● **Problem to work on**: Find each line holding "Moving" and copy it out.

··· Source material ···

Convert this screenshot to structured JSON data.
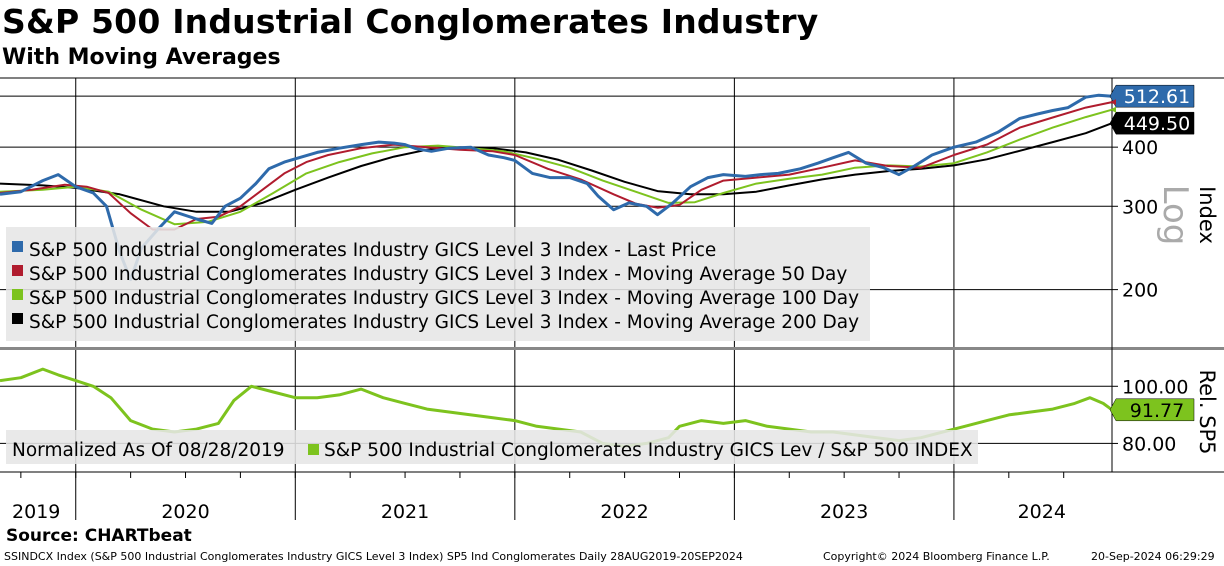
{
  "title": "S&P 500 Industrial Conglomerates Industry",
  "subtitle": "With Moving Averages",
  "source": "Source: CHARTbeat",
  "footer": {
    "left": "SSINDCX Index (S&P 500 Industrial Conglomerates Industry GICS Level 3 Index) SP5 Ind Conglomerates  Daily 28AUG2019-20SEP2024",
    "copyright": "Copyright© 2024 Bloomberg Finance L.P.",
    "timestamp": "20-Sep-2024 06:29:29"
  },
  "chart_data": [
    {
      "type": "line",
      "scale": "log",
      "ylabel": "Index",
      "scale_label": "Log",
      "yticks": [
        200,
        300,
        400
      ],
      "ylim": [
        155,
        560
      ],
      "xlabels": [
        "2019",
        "2020",
        "2021",
        "2022",
        "2023",
        "2024"
      ],
      "xrange": [
        2019.655,
        2024.72
      ],
      "grid": true,
      "legend_position": "bottom-left",
      "callouts": [
        {
          "value": "512.61",
          "y": 512.61,
          "color": "#2e6aab",
          "text_color": "#ffffff"
        },
        {
          "value": "449.50",
          "y": 449.5,
          "color": "#000000",
          "text_color": "#ffffff"
        }
      ],
      "series": [
        {
          "name": "S&P 500 Industrial Conglomerates Industry GICS Level 3 Index - Last Price",
          "color": "#2e6aab",
          "points": [
            [
              2019.655,
              318
            ],
            [
              2019.75,
              322
            ],
            [
              2019.85,
              340
            ],
            [
              2019.92,
              350
            ],
            [
              2020.0,
              330
            ],
            [
              2020.08,
              320
            ],
            [
              2020.14,
              300
            ],
            [
              2020.2,
              240
            ],
            [
              2020.25,
              210
            ],
            [
              2020.3,
              245
            ],
            [
              2020.38,
              270
            ],
            [
              2020.45,
              292
            ],
            [
              2020.55,
              282
            ],
            [
              2020.62,
              276
            ],
            [
              2020.68,
              300
            ],
            [
              2020.75,
              312
            ],
            [
              2020.82,
              335
            ],
            [
              2020.88,
              360
            ],
            [
              2020.95,
              372
            ],
            [
              2021.0,
              378
            ],
            [
              2021.1,
              390
            ],
            [
              2021.2,
              398
            ],
            [
              2021.3,
              405
            ],
            [
              2021.38,
              410
            ],
            [
              2021.45,
              408
            ],
            [
              2021.5,
              405
            ],
            [
              2021.55,
              397
            ],
            [
              2021.62,
              392
            ],
            [
              2021.7,
              398
            ],
            [
              2021.8,
              400
            ],
            [
              2021.88,
              385
            ],
            [
              2021.95,
              380
            ],
            [
              2022.0,
              375
            ],
            [
              2022.08,
              352
            ],
            [
              2022.16,
              345
            ],
            [
              2022.25,
              345
            ],
            [
              2022.33,
              335
            ],
            [
              2022.38,
              315
            ],
            [
              2022.45,
              295
            ],
            [
              2022.52,
              305
            ],
            [
              2022.6,
              300
            ],
            [
              2022.65,
              288
            ],
            [
              2022.72,
              305
            ],
            [
              2022.8,
              330
            ],
            [
              2022.88,
              345
            ],
            [
              2022.95,
              350
            ],
            [
              2023.05,
              347
            ],
            [
              2023.12,
              350
            ],
            [
              2023.2,
              352
            ],
            [
              2023.3,
              360
            ],
            [
              2023.38,
              370
            ],
            [
              2023.45,
              380
            ],
            [
              2023.52,
              390
            ],
            [
              2023.6,
              370
            ],
            [
              2023.68,
              362
            ],
            [
              2023.75,
              350
            ],
            [
              2023.82,
              365
            ],
            [
              2023.9,
              385
            ],
            [
              2024.0,
              400
            ],
            [
              2024.1,
              410
            ],
            [
              2024.2,
              430
            ],
            [
              2024.3,
              460
            ],
            [
              2024.38,
              470
            ],
            [
              2024.45,
              478
            ],
            [
              2024.52,
              485
            ],
            [
              2024.6,
              510
            ],
            [
              2024.66,
              515
            ],
            [
              2024.72,
              512.61
            ]
          ]
        },
        {
          "name": "S&P 500 Industrial Conglomerates Industry GICS Level 3 Index - Moving Average 50 Day",
          "color": "#b01c2e",
          "points": [
            [
              2019.655,
              320
            ],
            [
              2019.8,
              325
            ],
            [
              2019.95,
              333
            ],
            [
              2020.05,
              330
            ],
            [
              2020.15,
              320
            ],
            [
              2020.25,
              290
            ],
            [
              2020.35,
              268
            ],
            [
              2020.45,
              268
            ],
            [
              2020.55,
              282
            ],
            [
              2020.65,
              285
            ],
            [
              2020.75,
              300
            ],
            [
              2020.85,
              325
            ],
            [
              2020.95,
              352
            ],
            [
              2021.05,
              372
            ],
            [
              2021.15,
              385
            ],
            [
              2021.3,
              398
            ],
            [
              2021.45,
              405
            ],
            [
              2021.6,
              400
            ],
            [
              2021.75,
              395
            ],
            [
              2021.9,
              392
            ],
            [
              2022.0,
              385
            ],
            [
              2022.15,
              360
            ],
            [
              2022.3,
              342
            ],
            [
              2022.45,
              318
            ],
            [
              2022.55,
              304
            ],
            [
              2022.65,
              298
            ],
            [
              2022.75,
              302
            ],
            [
              2022.85,
              325
            ],
            [
              2022.95,
              340
            ],
            [
              2023.1,
              345
            ],
            [
              2023.25,
              350
            ],
            [
              2023.4,
              362
            ],
            [
              2023.55,
              375
            ],
            [
              2023.7,
              365
            ],
            [
              2023.85,
              362
            ],
            [
              2024.0,
              385
            ],
            [
              2024.15,
              405
            ],
            [
              2024.3,
              440
            ],
            [
              2024.45,
              462
            ],
            [
              2024.6,
              485
            ],
            [
              2024.72,
              498
            ]
          ]
        },
        {
          "name": "S&P 500 Industrial Conglomerates Industry GICS Level 3 Index - Moving Average 100 Day",
          "color": "#7dc31e",
          "points": [
            [
              2019.655,
              322
            ],
            [
              2019.85,
              325
            ],
            [
              2020.0,
              330
            ],
            [
              2020.15,
              322
            ],
            [
              2020.3,
              295
            ],
            [
              2020.45,
              275
            ],
            [
              2020.6,
              278
            ],
            [
              2020.75,
              292
            ],
            [
              2020.9,
              320
            ],
            [
              2021.05,
              352
            ],
            [
              2021.2,
              372
            ],
            [
              2021.35,
              388
            ],
            [
              2021.5,
              400
            ],
            [
              2021.65,
              403
            ],
            [
              2021.8,
              398
            ],
            [
              2021.95,
              392
            ],
            [
              2022.1,
              378
            ],
            [
              2022.25,
              362
            ],
            [
              2022.4,
              340
            ],
            [
              2022.55,
              322
            ],
            [
              2022.7,
              305
            ],
            [
              2022.82,
              306
            ],
            [
              2022.95,
              320
            ],
            [
              2023.1,
              335
            ],
            [
              2023.25,
              343
            ],
            [
              2023.4,
              350
            ],
            [
              2023.55,
              362
            ],
            [
              2023.7,
              366
            ],
            [
              2023.85,
              364
            ],
            [
              2024.0,
              370
            ],
            [
              2024.15,
              390
            ],
            [
              2024.3,
              415
            ],
            [
              2024.45,
              440
            ],
            [
              2024.6,
              463
            ],
            [
              2024.72,
              480
            ]
          ]
        },
        {
          "name": "S&P 500 Industrial Conglomerates Industry GICS Level 3 Index - Moving Average 200 Day",
          "color": "#000000",
          "points": [
            [
              2019.655,
              335
            ],
            [
              2019.85,
              332
            ],
            [
              2020.0,
              328
            ],
            [
              2020.2,
              318
            ],
            [
              2020.4,
              300
            ],
            [
              2020.55,
              292
            ],
            [
              2020.7,
              292
            ],
            [
              2020.85,
              305
            ],
            [
              2021.0,
              325
            ],
            [
              2021.15,
              345
            ],
            [
              2021.3,
              365
            ],
            [
              2021.45,
              382
            ],
            [
              2021.6,
              395
            ],
            [
              2021.75,
              400
            ],
            [
              2021.9,
              398
            ],
            [
              2022.05,
              390
            ],
            [
              2022.2,
              376
            ],
            [
              2022.35,
              357
            ],
            [
              2022.5,
              338
            ],
            [
              2022.65,
              323
            ],
            [
              2022.8,
              318
            ],
            [
              2022.95,
              318
            ],
            [
              2023.1,
              322
            ],
            [
              2023.25,
              332
            ],
            [
              2023.4,
              342
            ],
            [
              2023.55,
              350
            ],
            [
              2023.7,
              356
            ],
            [
              2023.85,
              360
            ],
            [
              2024.0,
              366
            ],
            [
              2024.15,
              377
            ],
            [
              2024.3,
              393
            ],
            [
              2024.45,
              410
            ],
            [
              2024.6,
              428
            ],
            [
              2024.72,
              449.5
            ]
          ]
        }
      ]
    },
    {
      "type": "line",
      "ylabel": "Rel. SP5",
      "yticks": [
        80,
        100
      ],
      "ylim": [
        70,
        112
      ],
      "legend_position": "bottom-left",
      "normalized_label": "Normalized As Of 08/28/2019",
      "callouts": [
        {
          "value": "91.77",
          "y": 91.77,
          "color": "#7dc31e",
          "text_color": "#000000"
        }
      ],
      "series": [
        {
          "name": "S&P 500 Industrial Conglomerates Industry GICS Lev / S&P 500 INDEX",
          "color": "#7dc31e",
          "points": [
            [
              2019.655,
              102
            ],
            [
              2019.75,
              103
            ],
            [
              2019.85,
              106
            ],
            [
              2019.92,
              104
            ],
            [
              2020.0,
              102
            ],
            [
              2020.08,
              100
            ],
            [
              2020.16,
              96
            ],
            [
              2020.25,
              88
            ],
            [
              2020.35,
              85
            ],
            [
              2020.45,
              84
            ],
            [
              2020.55,
              85
            ],
            [
              2020.65,
              87
            ],
            [
              2020.72,
              95
            ],
            [
              2020.8,
              100
            ],
            [
              2020.9,
              98
            ],
            [
              2021.0,
              96
            ],
            [
              2021.1,
              96
            ],
            [
              2021.2,
              97
            ],
            [
              2021.3,
              99
            ],
            [
              2021.4,
              96
            ],
            [
              2021.5,
              94
            ],
            [
              2021.6,
              92
            ],
            [
              2021.7,
              91
            ],
            [
              2021.8,
              90
            ],
            [
              2021.9,
              89
            ],
            [
              2022.0,
              88
            ],
            [
              2022.1,
              86
            ],
            [
              2022.2,
              85
            ],
            [
              2022.3,
              84
            ],
            [
              2022.4,
              80
            ],
            [
              2022.5,
              79
            ],
            [
              2022.6,
              80
            ],
            [
              2022.7,
              82
            ],
            [
              2022.75,
              86
            ],
            [
              2022.85,
              88
            ],
            [
              2022.95,
              87
            ],
            [
              2023.05,
              88
            ],
            [
              2023.15,
              86
            ],
            [
              2023.25,
              85
            ],
            [
              2023.35,
              84
            ],
            [
              2023.45,
              84
            ],
            [
              2023.55,
              83
            ],
            [
              2023.65,
              82
            ],
            [
              2023.75,
              81
            ],
            [
              2023.85,
              82
            ],
            [
              2023.95,
              84
            ],
            [
              2024.05,
              86
            ],
            [
              2024.15,
              88
            ],
            [
              2024.25,
              90
            ],
            [
              2024.35,
              91
            ],
            [
              2024.45,
              92
            ],
            [
              2024.55,
              94
            ],
            [
              2024.62,
              96
            ],
            [
              2024.68,
              94
            ],
            [
              2024.72,
              91.77
            ]
          ]
        }
      ]
    }
  ]
}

···

● **Solution for this exercise**:
  "subtitle": "With Moving Averages",
          "name": "S&P 500 Industrial Conglomerates Industry GICS Level 3 Index - Moving Average 50 Day",
          "name": "S&P 500 Industrial Conglomerates Industry GICS Level 3 Index - Moving Average 100 Day",
          "name": "S&P 500 Industrial Conglomerates Industry GICS Level 3 Index - Moving Average 200 Day",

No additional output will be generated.